▶ **INSTRUCTIONS FOR THE TASK**: Count how many lines hold the word "November" and give that number as the whole answer.

▶ **SUPPLIED ENTRIES**:
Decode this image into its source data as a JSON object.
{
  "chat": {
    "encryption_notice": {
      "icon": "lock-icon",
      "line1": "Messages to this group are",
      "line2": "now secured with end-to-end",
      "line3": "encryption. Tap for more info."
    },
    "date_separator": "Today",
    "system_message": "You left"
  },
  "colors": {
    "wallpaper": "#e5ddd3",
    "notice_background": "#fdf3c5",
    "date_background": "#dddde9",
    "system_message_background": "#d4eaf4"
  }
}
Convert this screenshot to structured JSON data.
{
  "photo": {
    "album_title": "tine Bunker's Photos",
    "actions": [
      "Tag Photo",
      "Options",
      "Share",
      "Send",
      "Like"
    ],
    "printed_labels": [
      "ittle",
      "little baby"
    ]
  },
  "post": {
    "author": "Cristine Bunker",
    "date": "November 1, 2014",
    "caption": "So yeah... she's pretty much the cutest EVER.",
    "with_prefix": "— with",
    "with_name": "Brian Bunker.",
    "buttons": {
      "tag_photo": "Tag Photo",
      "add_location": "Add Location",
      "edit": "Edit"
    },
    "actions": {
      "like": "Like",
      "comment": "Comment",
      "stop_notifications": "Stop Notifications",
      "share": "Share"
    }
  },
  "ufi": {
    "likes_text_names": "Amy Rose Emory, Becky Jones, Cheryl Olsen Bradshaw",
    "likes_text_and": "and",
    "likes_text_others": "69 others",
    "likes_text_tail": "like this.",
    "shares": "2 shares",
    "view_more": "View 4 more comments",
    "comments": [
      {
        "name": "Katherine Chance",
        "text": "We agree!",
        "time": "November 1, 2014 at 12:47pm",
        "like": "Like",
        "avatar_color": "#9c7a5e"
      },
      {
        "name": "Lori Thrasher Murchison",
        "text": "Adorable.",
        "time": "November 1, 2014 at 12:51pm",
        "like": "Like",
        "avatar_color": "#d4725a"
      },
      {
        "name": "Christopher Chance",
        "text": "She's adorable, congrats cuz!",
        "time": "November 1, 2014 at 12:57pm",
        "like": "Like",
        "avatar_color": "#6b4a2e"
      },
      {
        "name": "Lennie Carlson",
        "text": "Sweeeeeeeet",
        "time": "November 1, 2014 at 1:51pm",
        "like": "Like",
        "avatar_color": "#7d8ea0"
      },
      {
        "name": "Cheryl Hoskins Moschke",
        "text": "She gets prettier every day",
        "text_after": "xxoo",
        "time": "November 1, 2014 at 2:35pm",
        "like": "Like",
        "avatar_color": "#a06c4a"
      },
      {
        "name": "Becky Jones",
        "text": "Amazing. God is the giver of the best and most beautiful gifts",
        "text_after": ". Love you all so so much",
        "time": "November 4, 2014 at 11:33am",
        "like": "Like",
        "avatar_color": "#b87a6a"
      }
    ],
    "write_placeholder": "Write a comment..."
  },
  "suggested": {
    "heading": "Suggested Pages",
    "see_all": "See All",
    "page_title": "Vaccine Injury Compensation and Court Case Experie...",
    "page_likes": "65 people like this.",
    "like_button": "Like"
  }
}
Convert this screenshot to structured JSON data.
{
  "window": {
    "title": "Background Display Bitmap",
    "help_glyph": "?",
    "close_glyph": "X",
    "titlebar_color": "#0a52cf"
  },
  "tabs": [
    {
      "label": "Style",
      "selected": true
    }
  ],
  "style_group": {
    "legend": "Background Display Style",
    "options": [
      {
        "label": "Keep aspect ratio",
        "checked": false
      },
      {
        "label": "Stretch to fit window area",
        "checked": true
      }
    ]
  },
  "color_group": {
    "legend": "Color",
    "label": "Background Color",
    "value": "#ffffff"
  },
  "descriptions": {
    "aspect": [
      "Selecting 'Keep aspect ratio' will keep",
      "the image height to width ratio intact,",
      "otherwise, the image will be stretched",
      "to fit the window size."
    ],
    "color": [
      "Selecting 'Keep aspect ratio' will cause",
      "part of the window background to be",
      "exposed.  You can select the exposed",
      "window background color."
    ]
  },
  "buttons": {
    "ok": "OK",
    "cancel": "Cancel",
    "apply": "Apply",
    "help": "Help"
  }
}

▶ **WRITTEN RESPONSE**: 7